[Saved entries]
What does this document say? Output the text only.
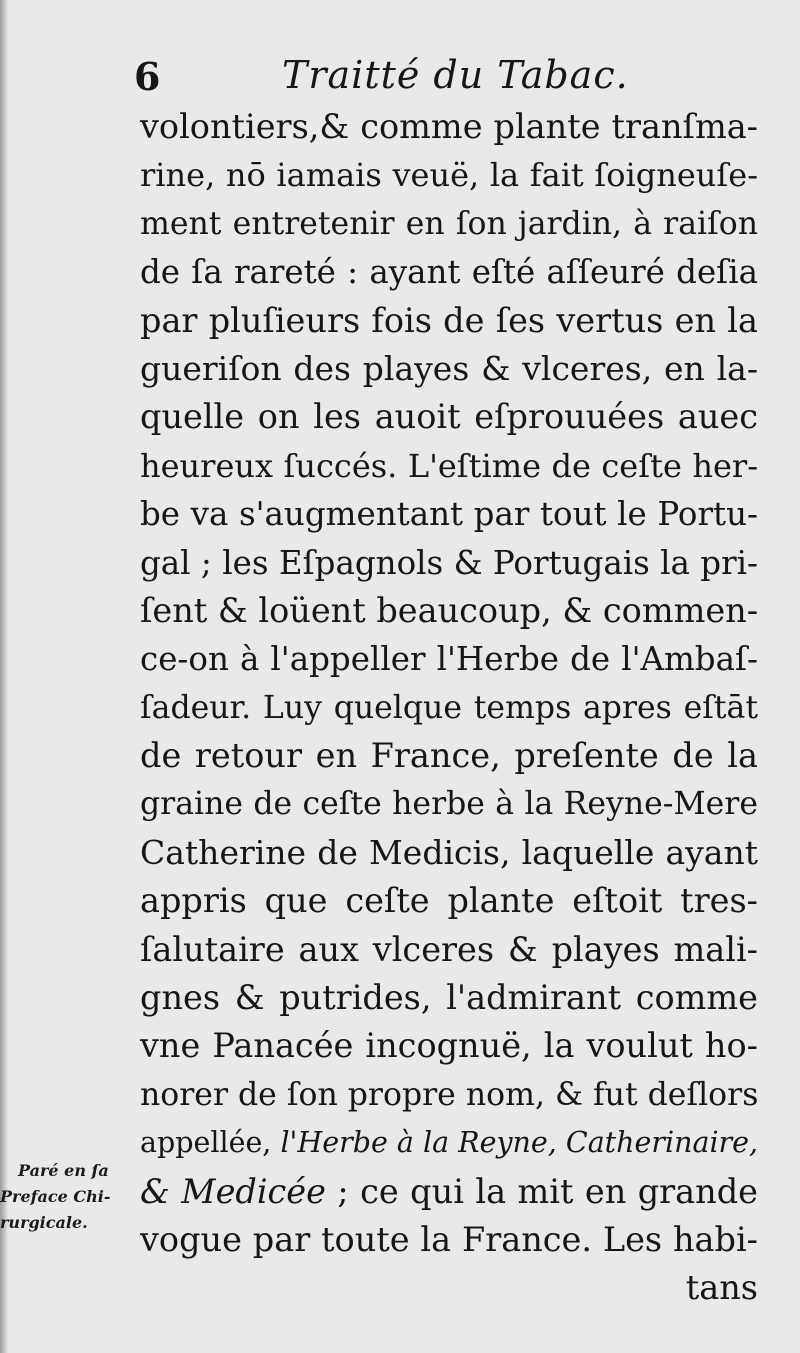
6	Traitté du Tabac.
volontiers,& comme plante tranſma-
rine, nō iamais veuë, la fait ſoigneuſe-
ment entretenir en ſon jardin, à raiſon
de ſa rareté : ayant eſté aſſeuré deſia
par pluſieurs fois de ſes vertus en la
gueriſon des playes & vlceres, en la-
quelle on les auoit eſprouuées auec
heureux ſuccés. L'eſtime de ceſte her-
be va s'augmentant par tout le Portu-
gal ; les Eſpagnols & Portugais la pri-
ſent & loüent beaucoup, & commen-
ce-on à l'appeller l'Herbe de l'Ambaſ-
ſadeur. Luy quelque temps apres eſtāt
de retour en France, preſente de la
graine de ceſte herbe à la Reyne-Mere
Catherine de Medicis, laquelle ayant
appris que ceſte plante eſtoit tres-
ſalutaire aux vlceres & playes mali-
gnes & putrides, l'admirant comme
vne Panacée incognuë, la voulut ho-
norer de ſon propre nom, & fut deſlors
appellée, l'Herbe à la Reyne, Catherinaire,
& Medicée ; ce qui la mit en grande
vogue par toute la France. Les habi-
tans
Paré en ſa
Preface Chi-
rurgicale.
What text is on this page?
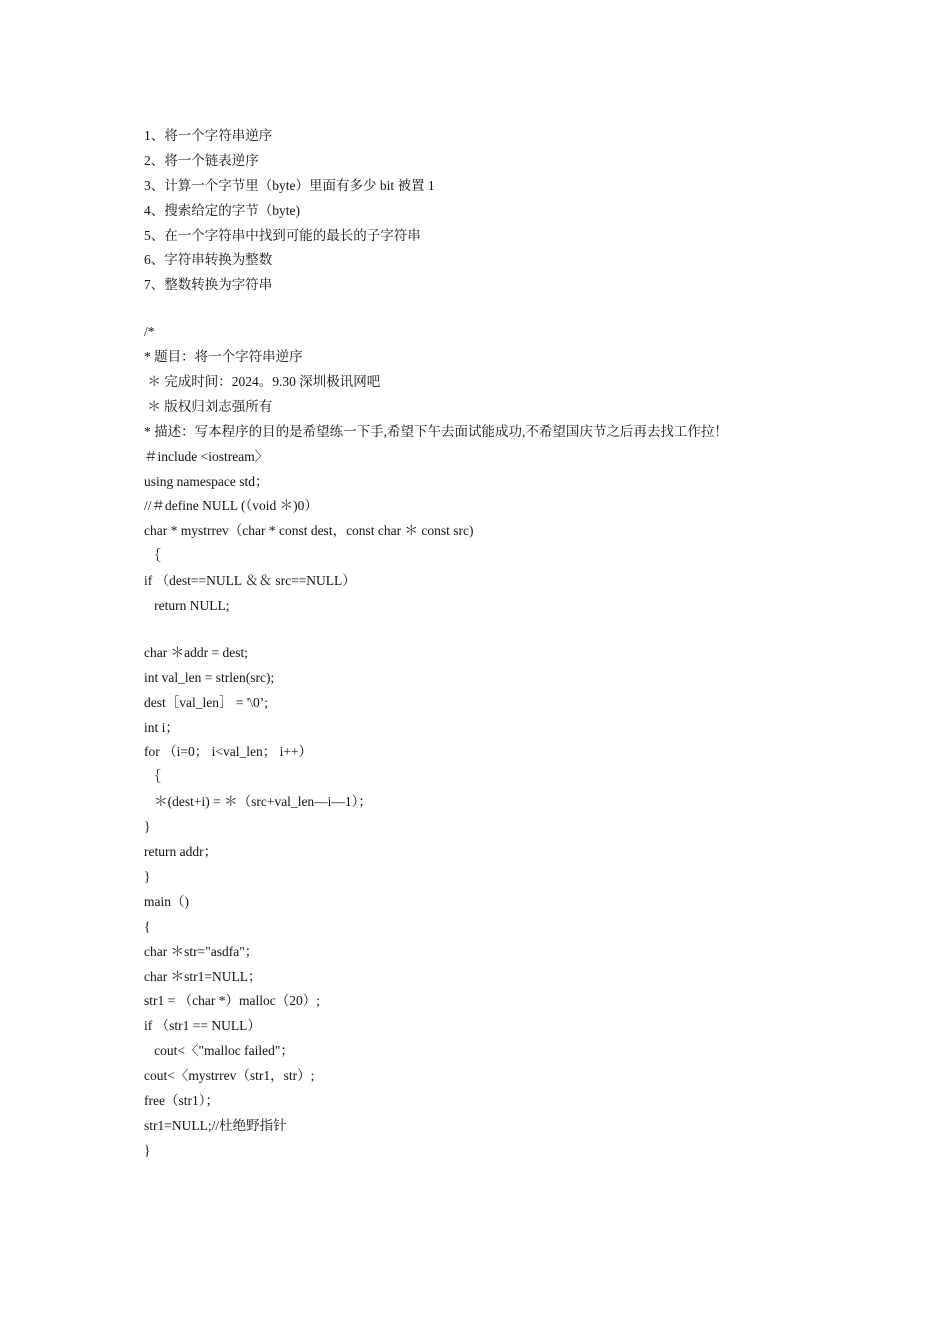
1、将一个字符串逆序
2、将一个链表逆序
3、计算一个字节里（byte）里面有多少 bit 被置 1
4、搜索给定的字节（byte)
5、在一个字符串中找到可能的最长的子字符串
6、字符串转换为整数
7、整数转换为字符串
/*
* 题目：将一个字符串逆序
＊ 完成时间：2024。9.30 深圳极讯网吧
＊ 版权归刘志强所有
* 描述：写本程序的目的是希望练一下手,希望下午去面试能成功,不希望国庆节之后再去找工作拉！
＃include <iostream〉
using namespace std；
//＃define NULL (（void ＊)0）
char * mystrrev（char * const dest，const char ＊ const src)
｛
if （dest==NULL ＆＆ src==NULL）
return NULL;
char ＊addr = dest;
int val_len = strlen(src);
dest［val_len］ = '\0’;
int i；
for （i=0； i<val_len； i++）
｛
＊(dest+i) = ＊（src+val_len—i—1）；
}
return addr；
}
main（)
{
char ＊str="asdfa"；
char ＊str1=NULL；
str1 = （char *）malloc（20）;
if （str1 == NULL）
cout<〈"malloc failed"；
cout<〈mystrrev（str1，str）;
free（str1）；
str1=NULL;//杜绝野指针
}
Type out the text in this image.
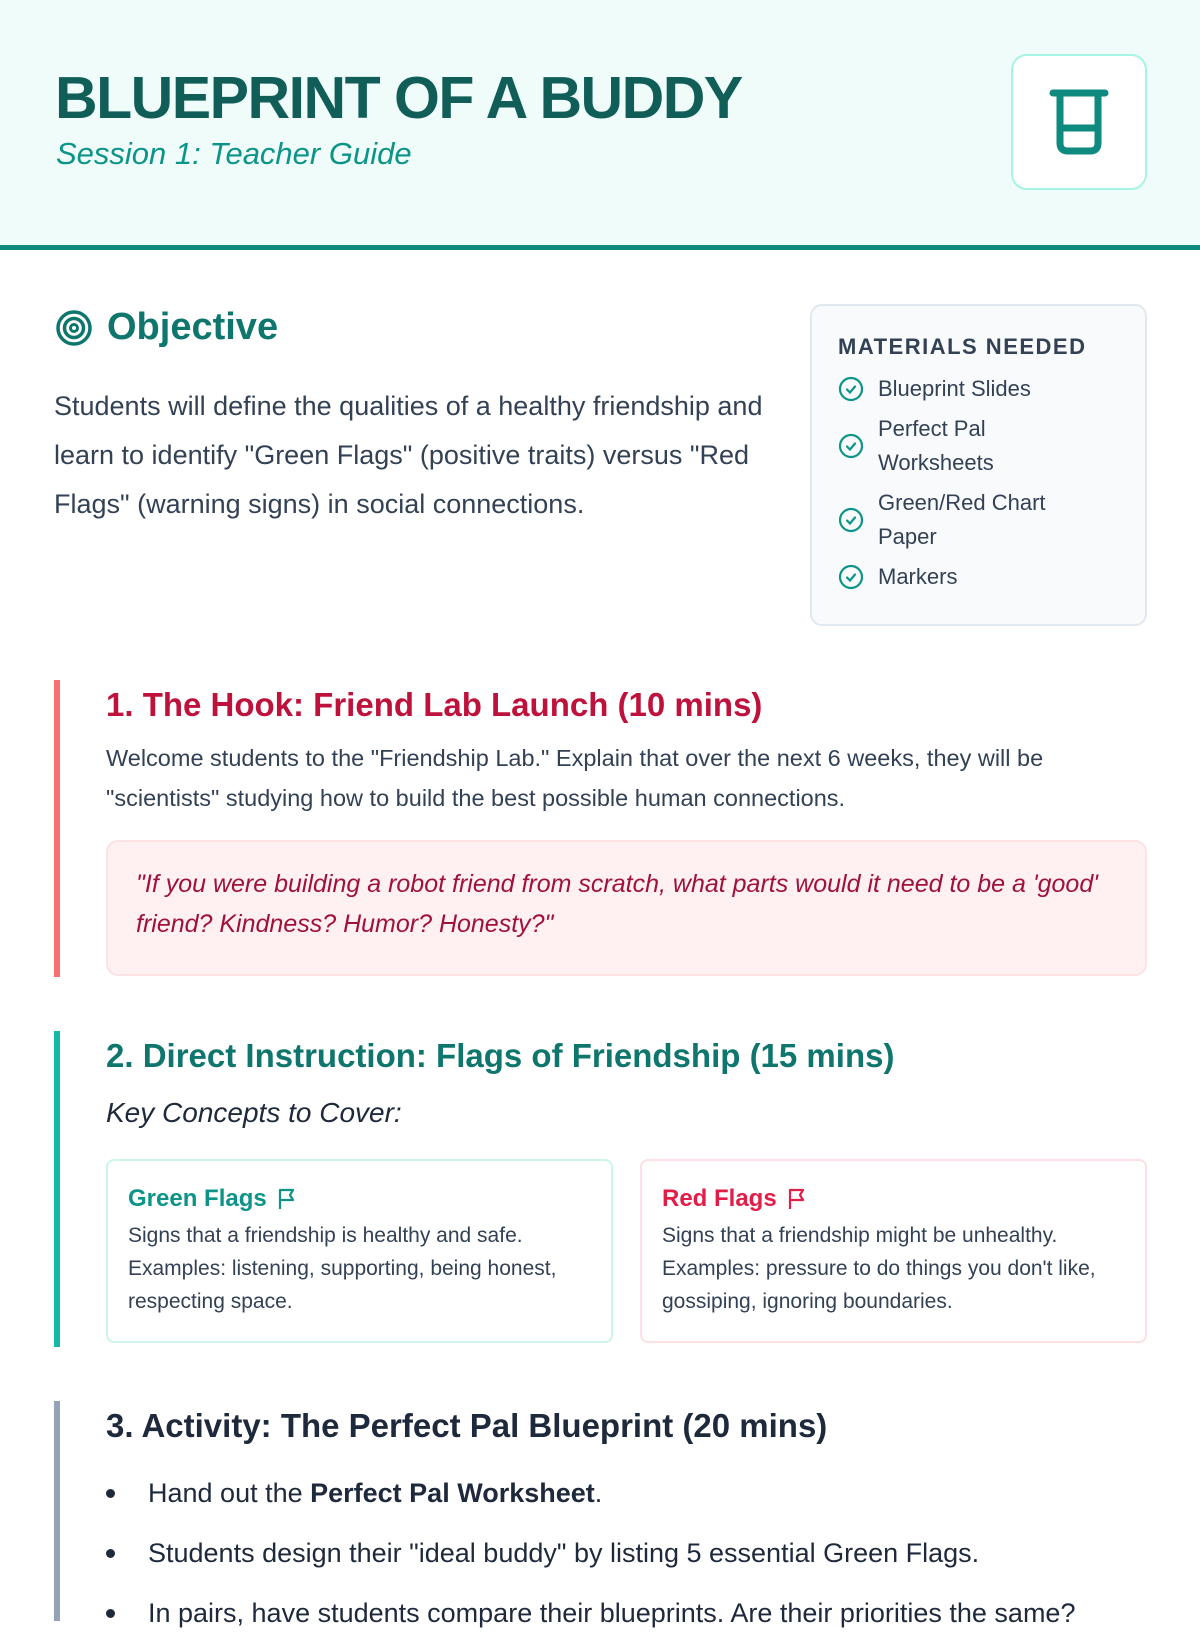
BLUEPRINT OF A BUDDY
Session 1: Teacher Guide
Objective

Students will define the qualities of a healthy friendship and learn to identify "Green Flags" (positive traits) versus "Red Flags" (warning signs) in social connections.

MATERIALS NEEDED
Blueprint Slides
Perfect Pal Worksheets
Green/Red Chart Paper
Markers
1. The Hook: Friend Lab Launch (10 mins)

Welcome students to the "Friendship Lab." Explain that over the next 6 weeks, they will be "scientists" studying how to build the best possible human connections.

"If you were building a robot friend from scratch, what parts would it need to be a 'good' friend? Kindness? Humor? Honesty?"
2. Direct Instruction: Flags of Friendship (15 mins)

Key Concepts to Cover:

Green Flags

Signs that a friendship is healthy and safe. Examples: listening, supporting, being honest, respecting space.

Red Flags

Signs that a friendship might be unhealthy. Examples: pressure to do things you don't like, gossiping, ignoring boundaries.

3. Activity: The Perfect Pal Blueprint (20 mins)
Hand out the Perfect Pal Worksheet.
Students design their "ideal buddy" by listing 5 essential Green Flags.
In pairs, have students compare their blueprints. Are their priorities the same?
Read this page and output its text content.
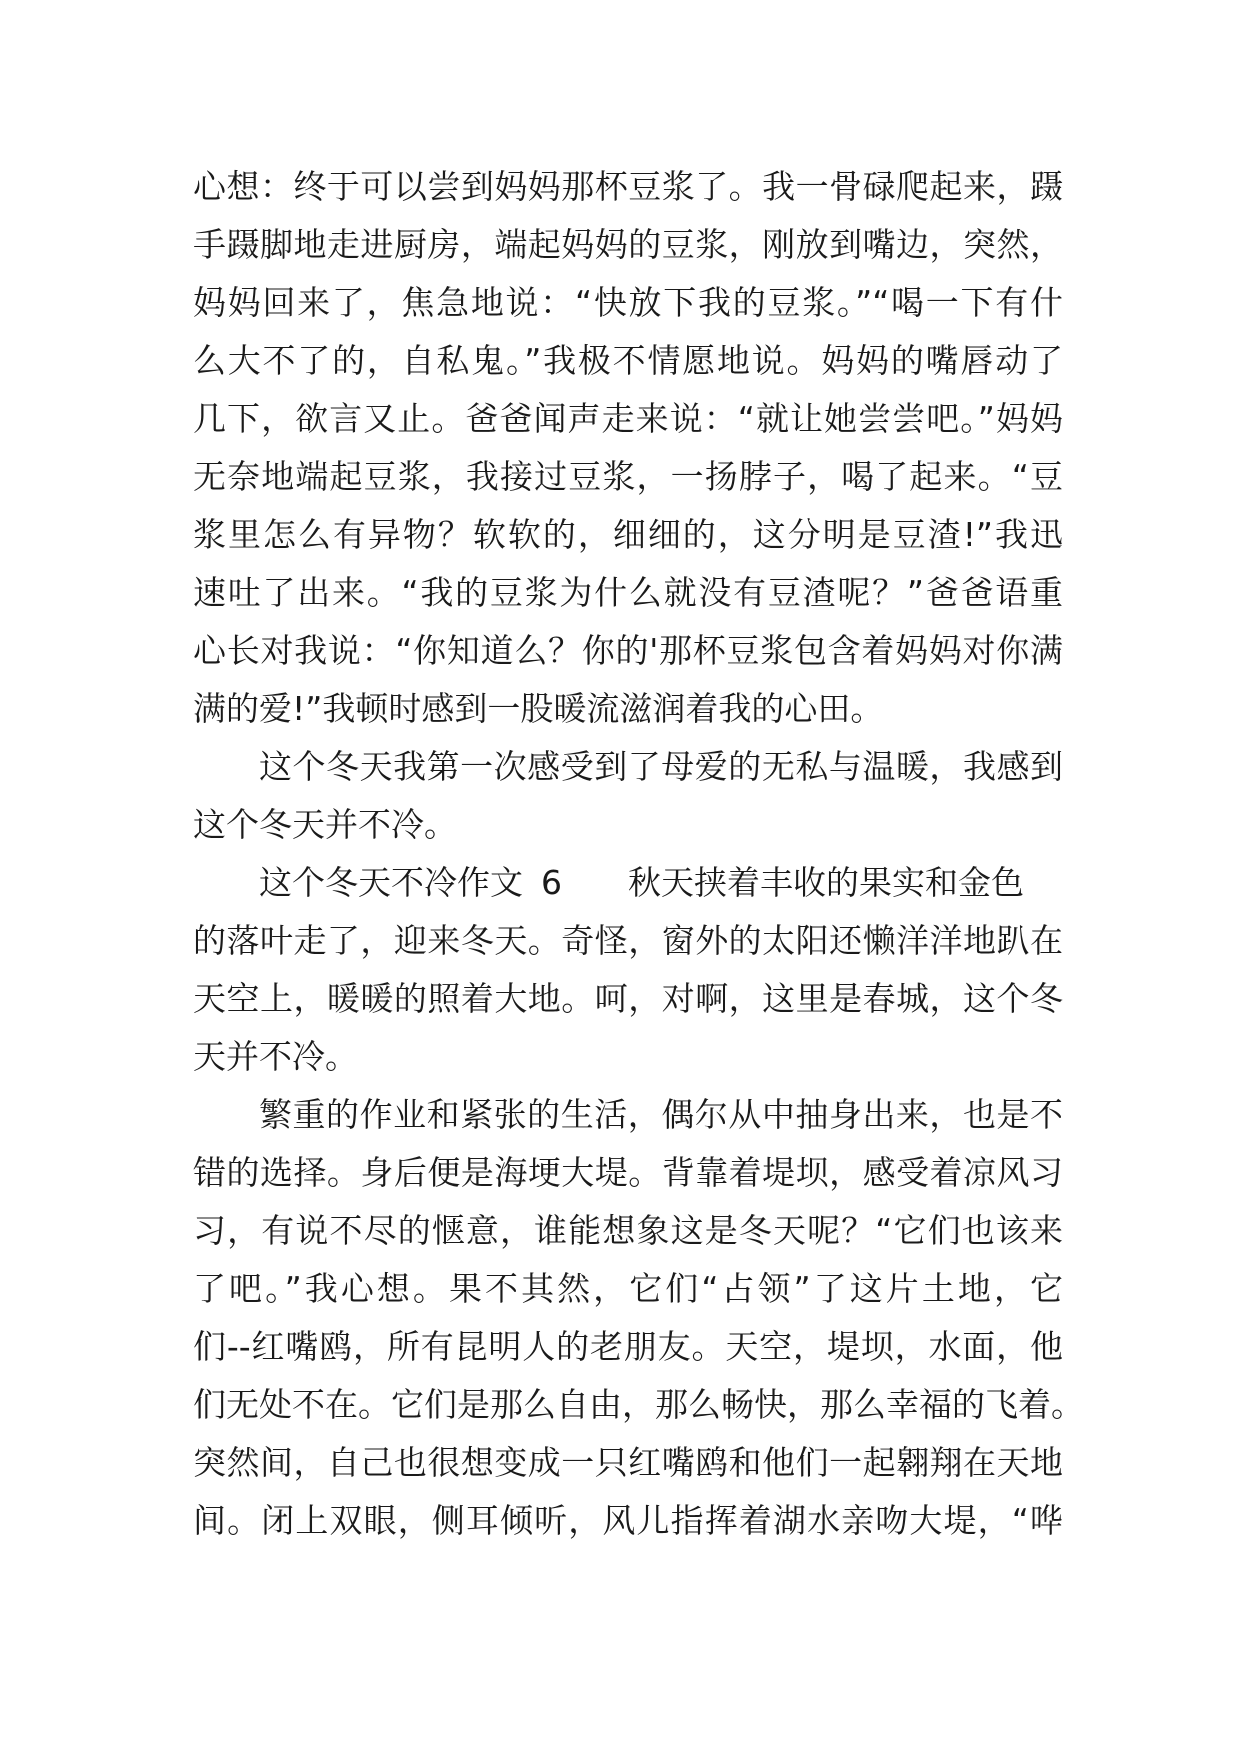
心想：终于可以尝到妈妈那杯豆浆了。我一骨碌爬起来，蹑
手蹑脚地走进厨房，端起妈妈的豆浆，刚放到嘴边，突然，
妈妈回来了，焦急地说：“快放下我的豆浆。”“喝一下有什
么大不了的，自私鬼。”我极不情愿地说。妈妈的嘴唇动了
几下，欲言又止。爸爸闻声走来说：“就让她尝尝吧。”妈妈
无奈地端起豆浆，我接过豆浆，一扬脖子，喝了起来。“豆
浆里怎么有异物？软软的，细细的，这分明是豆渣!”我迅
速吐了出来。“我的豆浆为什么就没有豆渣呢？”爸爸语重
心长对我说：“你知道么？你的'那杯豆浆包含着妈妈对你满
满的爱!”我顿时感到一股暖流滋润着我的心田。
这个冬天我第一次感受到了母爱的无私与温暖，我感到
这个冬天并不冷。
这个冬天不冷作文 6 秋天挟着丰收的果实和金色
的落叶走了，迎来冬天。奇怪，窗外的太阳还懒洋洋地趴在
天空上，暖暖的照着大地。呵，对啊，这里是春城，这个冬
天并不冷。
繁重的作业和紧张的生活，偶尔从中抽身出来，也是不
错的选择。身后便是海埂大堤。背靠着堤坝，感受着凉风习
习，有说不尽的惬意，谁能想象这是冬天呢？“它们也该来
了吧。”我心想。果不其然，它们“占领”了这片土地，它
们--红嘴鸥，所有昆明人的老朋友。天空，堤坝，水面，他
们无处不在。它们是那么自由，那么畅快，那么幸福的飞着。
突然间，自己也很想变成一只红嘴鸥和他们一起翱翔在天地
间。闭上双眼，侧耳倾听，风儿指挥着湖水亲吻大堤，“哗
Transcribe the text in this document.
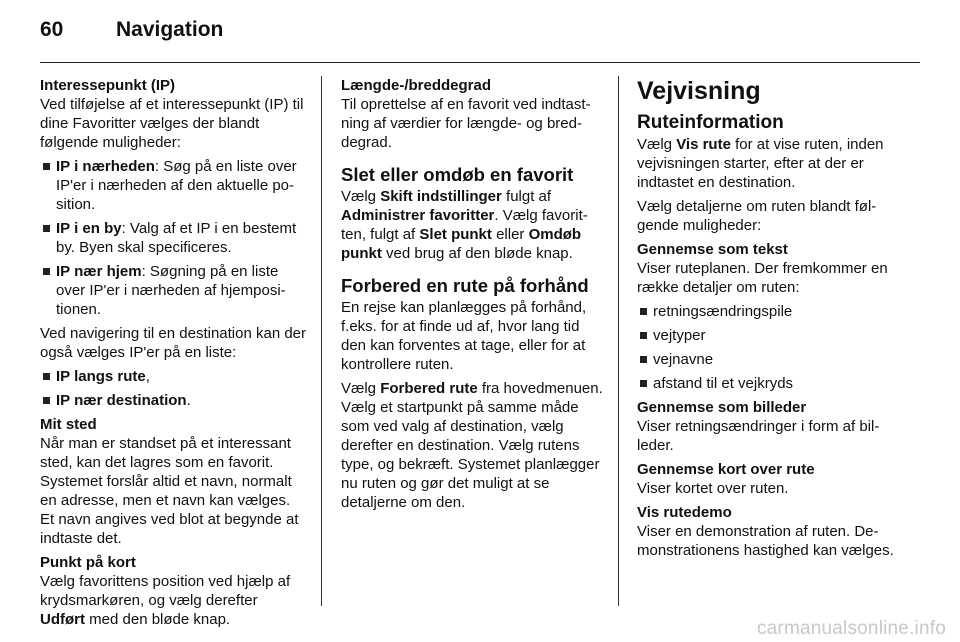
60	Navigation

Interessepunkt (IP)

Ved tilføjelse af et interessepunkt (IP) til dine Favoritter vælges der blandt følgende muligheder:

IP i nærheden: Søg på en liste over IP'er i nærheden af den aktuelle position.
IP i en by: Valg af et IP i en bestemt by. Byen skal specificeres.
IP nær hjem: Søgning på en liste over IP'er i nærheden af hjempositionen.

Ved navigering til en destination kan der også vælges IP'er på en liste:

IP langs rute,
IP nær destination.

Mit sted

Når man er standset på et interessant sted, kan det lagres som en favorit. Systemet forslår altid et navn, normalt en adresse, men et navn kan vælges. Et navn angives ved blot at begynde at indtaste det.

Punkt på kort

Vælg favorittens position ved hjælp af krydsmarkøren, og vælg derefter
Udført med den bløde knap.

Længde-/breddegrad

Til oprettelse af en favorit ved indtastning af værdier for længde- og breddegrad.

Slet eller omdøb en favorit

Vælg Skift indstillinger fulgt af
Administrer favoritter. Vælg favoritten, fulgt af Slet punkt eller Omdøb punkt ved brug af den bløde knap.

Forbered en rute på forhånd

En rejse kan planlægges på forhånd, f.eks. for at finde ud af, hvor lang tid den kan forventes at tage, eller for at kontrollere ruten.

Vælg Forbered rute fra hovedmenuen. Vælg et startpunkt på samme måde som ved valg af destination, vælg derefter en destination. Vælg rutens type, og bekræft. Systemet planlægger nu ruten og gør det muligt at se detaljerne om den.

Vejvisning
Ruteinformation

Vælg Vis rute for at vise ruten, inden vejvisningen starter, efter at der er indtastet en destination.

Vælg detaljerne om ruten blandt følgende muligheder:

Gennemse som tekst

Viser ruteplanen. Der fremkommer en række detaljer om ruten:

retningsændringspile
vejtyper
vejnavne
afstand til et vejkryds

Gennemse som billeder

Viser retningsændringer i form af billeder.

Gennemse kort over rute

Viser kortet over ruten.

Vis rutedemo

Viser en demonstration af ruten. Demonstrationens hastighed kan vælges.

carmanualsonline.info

Given problem ->
Write down every line of the data above that includes the string "NULL".

Right answer ->
//＃define NULL (（void ＊)0）
if （dest==NULL ＆＆ src==NULL）
return NULL;
char ＊str1=NULL；
if （str1 == NULL）
str1=NULL;//杜绝野指针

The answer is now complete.